* **Goal of the exercise**
Nothing may be dropped or altered: reproduce all the data.

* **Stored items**
---
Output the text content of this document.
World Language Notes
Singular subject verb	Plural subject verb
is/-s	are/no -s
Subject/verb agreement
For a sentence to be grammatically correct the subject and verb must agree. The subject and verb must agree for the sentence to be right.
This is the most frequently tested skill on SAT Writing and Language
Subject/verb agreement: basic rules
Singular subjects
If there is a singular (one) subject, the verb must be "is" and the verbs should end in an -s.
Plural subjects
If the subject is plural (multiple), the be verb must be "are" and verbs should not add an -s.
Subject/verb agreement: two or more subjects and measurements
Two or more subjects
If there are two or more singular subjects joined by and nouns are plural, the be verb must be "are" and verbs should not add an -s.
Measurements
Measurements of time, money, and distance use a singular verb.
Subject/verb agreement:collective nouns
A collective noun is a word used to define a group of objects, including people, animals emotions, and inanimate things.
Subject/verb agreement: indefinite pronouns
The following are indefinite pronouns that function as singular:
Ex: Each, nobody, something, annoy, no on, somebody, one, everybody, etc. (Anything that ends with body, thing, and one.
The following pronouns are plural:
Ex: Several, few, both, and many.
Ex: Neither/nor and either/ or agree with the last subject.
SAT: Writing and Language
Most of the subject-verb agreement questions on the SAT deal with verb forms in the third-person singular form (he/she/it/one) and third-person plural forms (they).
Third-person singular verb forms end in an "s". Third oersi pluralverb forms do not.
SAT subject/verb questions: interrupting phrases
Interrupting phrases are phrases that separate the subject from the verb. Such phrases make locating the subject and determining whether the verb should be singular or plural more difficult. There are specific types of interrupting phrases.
---
* **Exercise solution**
Output the text content of this document.
World Language Notes
Singular subject verb	Plural subject verb
is/-s	are/no -s
Subject/verb agreement
For a sentence to be grammatically correct the subject and verb must agree. The subject and verb must agree for the sentence to be right.
This is the most frequently tested skill on SAT Writing and Language
Subject/verb agreement: basic rules
Singular subjects
If there is a singular (one) subject, the verb must be "is" and the verbs should end in an -s.
Plural subjects
If the subject is plural (multiple), the be verb must be "are" and verbs should not add an -s.
Subject/verb agreement: two or more subjects and measurements
Two or more subjects
If there are two or more singular subjects joined by and nouns are plural, the be verb must be "are" and verbs should not add an -s.
Measurements
Measurements of time, money, and distance use a singular verb.
Subject/verb agreement:collective nouns
A collective noun is a word used to define a group of objects, including people, animals emotions, and inanimate things.
Subject/verb agreement: indefinite pronouns
The following are indefinite pronouns that function as singular:
Ex: Each, nobody, something, annoy, no on, somebody, one, everybody, etc. (Anything that ends with body, thing, and one.
The following pronouns are plural:
Ex: Several, few, both, and many.
Ex: Neither/nor and either/ or agree with the last subject.
SAT: Writing and Language
Most of the subject-verb agreement questions on the SAT deal with verb forms in the third-person singular form (he/she/it/one) and third-person plural forms (they).
Third-person singular verb forms end in an "s". Third oersi pluralverb forms do not.
SAT subject/verb questions: interrupting phrases
Interrupting phrases are phrases that separate the subject from the verb. Such phrases make locating the subject and determining whether the verb should be singular or plural more difficult. There are specific types of interrupting phrases.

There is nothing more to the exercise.